[OBJECTIVE] Images are not part of the copy; write out the rest of the data exactly as given.

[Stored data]

[start]

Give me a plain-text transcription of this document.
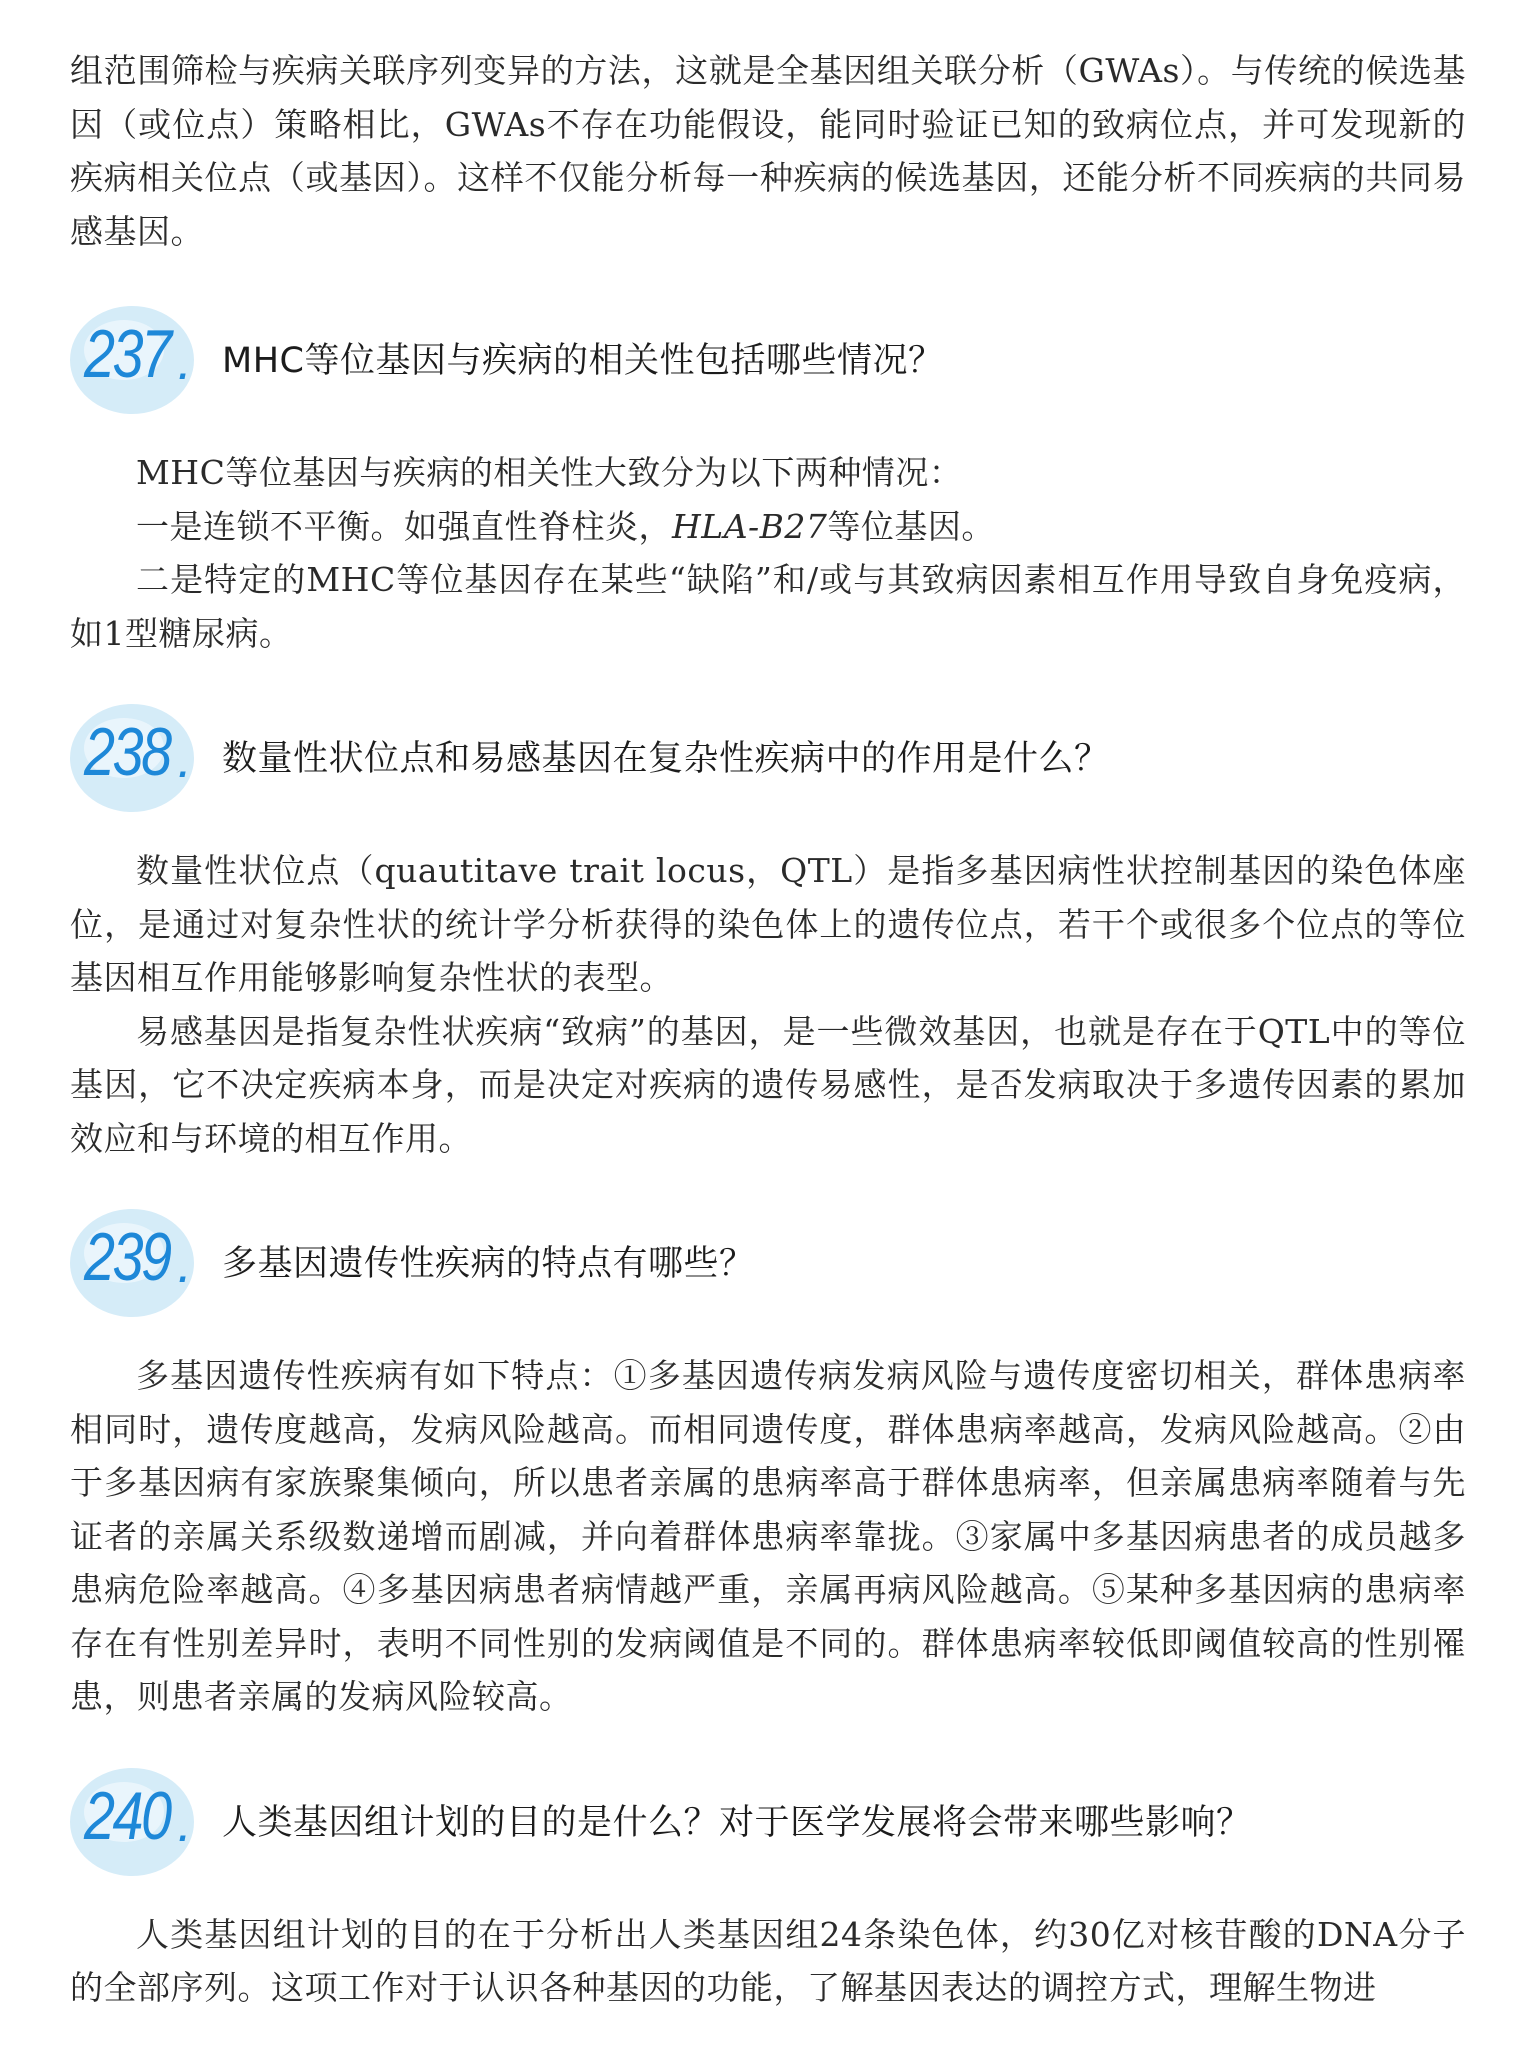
组范围筛检与疾病关联序列变异的方法，这就是全基因组关联分析（GWAs）。与传统的候选基因（或位点）策略相比，GWAs不存在功能假设，能同时验证已知的致病位点，并可发现新的疾病相关位点（或基因）。这样不仅能分析每一种疾病的候选基因，还能分析不同疾病的共同易感基因。

237 . MHC等位基因与疾病的相关性包括哪些情况？

MHC等位基因与疾病的相关性大致分为以下两种情况：

一是连锁不平衡。如强直性脊柱炎，HLA-B27等位基因。

二是特定的MHC等位基因存在某些“缺陷”和/或与其致病因素相互作用导致自身免疫病，如1型糖尿病。

238 . 数量性状位点和易感基因在复杂性疾病中的作用是什么？

数量性状位点（quautitave trait locus，QTL）是指多基因病性状控制基因的染色体座位，是通过对复杂性状的统计学分析获得的染色体上的遗传位点，若干个或很多个位点的等位基因相互作用能够影响复杂性状的表型。

易感基因是指复杂性状疾病“致病”的基因，是一些微效基因，也就是存在于QTL中的等位基因，它不决定疾病本身，而是决定对疾病的遗传易感性，是否发病取决于多遗传因素的累加效应和与环境的相互作用。

239 . 多基因遗传性疾病的特点有哪些？

多基因遗传性疾病有如下特点：①多基因遗传病发病风险与遗传度密切相关，群体患病率相同时，遗传度越高，发病风险越高。而相同遗传度，群体患病率越高，发病风险越高。②由于多基因病有家族聚集倾向，所以患者亲属的患病率高于群体患病率，但亲属患病率随着与先证者的亲属关系级数递增而剧减，并向着群体患病率靠拢。③家属中多基因病患者的成员越多患病危险率越高。④多基因病患者病情越严重，亲属再病风险越高。⑤某种多基因病的患病率存在有性别差异时，表明不同性别的发病阈值是不同的。群体患病率较低即阈值较高的性别罹患，则患者亲属的发病风险较高。

240 . 人类基因组计划的目的是什么？对于医学发展将会带来哪些影响？

人类基因组计划的目的在于分析出人类基因组24条染色体，约30亿对核苷酸的DNA分子的全部序列。这项工作对于认识各种基因的功能，了解基因表达的调控方式，理解生物进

[end]

[RESULT FOR THIS EXERCISE]
Give me a plain-text transcription of this document.
组范围筛检与疾病关联序列变异的方法，这就是全基因组关联分析（GWAs）。与传统的候选基因（或位点）策略相比，GWAs不存在功能假设，能同时验证已知的致病位点，并可发现新的疾病相关位点（或基因）。这样不仅能分析每一种疾病的候选基因，还能分析不同疾病的共同易感基因。

237 . MHC等位基因与疾病的相关性包括哪些情况？

MHC等位基因与疾病的相关性大致分为以下两种情况：

一是连锁不平衡。如强直性脊柱炎，HLA-B27等位基因。

二是特定的MHC等位基因存在某些“缺陷”和/或与其致病因素相互作用导致自身免疫病，如1型糖尿病。

238 . 数量性状位点和易感基因在复杂性疾病中的作用是什么？

数量性状位点（quautitave trait locus，QTL）是指多基因病性状控制基因的染色体座位，是通过对复杂性状的统计学分析获得的染色体上的遗传位点，若干个或很多个位点的等位基因相互作用能够影响复杂性状的表型。

易感基因是指复杂性状疾病“致病”的基因，是一些微效基因，也就是存在于QTL中的等位基因，它不决定疾病本身，而是决定对疾病的遗传易感性，是否发病取决于多遗传因素的累加效应和与环境的相互作用。

239 . 多基因遗传性疾病的特点有哪些？

多基因遗传性疾病有如下特点：①多基因遗传病发病风险与遗传度密切相关，群体患病率相同时，遗传度越高，发病风险越高。而相同遗传度，群体患病率越高，发病风险越高。②由于多基因病有家族聚集倾向，所以患者亲属的患病率高于群体患病率，但亲属患病率随着与先证者的亲属关系级数递增而剧减，并向着群体患病率靠拢。③家属中多基因病患者的成员越多患病危险率越高。④多基因病患者病情越严重，亲属再病风险越高。⑤某种多基因病的患病率存在有性别差异时，表明不同性别的发病阈值是不同的。群体患病率较低即阈值较高的性别罹患，则患者亲属的发病风险较高。

240 . 人类基因组计划的目的是什么？对于医学发展将会带来哪些影响？

人类基因组计划的目的在于分析出人类基因组24条染色体，约30亿对核苷酸的DNA分子的全部序列。这项工作对于认识各种基因的功能，了解基因表达的调控方式，理解生物进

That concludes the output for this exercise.